--- BEGIN Source records ---

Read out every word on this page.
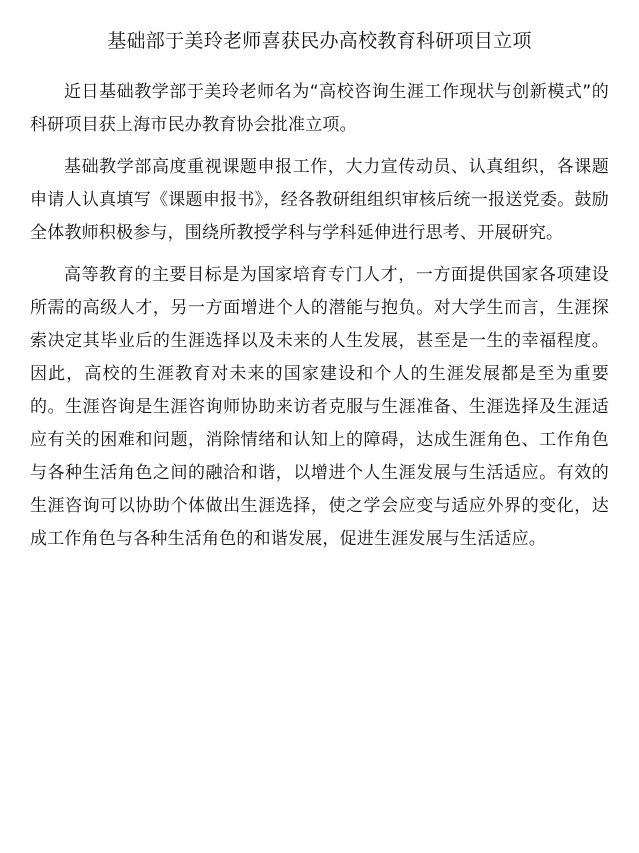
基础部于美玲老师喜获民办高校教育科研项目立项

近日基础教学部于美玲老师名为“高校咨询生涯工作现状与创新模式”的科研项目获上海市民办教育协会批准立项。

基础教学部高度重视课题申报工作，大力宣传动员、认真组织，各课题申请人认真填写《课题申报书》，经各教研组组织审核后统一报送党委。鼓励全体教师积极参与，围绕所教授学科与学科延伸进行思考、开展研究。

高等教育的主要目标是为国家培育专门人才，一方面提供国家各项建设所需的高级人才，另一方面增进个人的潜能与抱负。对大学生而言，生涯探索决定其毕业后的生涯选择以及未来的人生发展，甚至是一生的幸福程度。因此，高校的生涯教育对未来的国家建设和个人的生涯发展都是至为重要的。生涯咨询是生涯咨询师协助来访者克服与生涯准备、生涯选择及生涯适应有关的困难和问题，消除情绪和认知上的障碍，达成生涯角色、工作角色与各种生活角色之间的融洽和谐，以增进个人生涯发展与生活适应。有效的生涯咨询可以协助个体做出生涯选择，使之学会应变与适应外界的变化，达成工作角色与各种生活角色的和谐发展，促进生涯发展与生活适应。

--- END Source records ---

▶ _Your task_
Go through the material above and print all of it exactly, except the pictures.

▶ _Solution for this exercise_
Read out every word on this page.
基础部于美玲老师喜获民办高校教育科研项目立项

近日基础教学部于美玲老师名为“高校咨询生涯工作现状与创新模式”的科研项目获上海市民办教育协会批准立项。

基础教学部高度重视课题申报工作，大力宣传动员、认真组织，各课题申请人认真填写《课题申报书》，经各教研组组织审核后统一报送党委。鼓励全体教师积极参与，围绕所教授学科与学科延伸进行思考、开展研究。

高等教育的主要目标是为国家培育专门人才，一方面提供国家各项建设所需的高级人才，另一方面增进个人的潜能与抱负。对大学生而言，生涯探索决定其毕业后的生涯选择以及未来的人生发展，甚至是一生的幸福程度。因此，高校的生涯教育对未来的国家建设和个人的生涯发展都是至为重要的。生涯咨询是生涯咨询师协助来访者克服与生涯准备、生涯选择及生涯适应有关的困难和问题，消除情绪和认知上的障碍，达成生涯角色、工作角色与各种生活角色之间的融洽和谐，以增进个人生涯发展与生活适应。有效的生涯咨询可以协助个体做出生涯选择，使之学会应变与适应外界的变化，达成工作角色与各种生活角色的和谐发展，促进生涯发展与生活适应。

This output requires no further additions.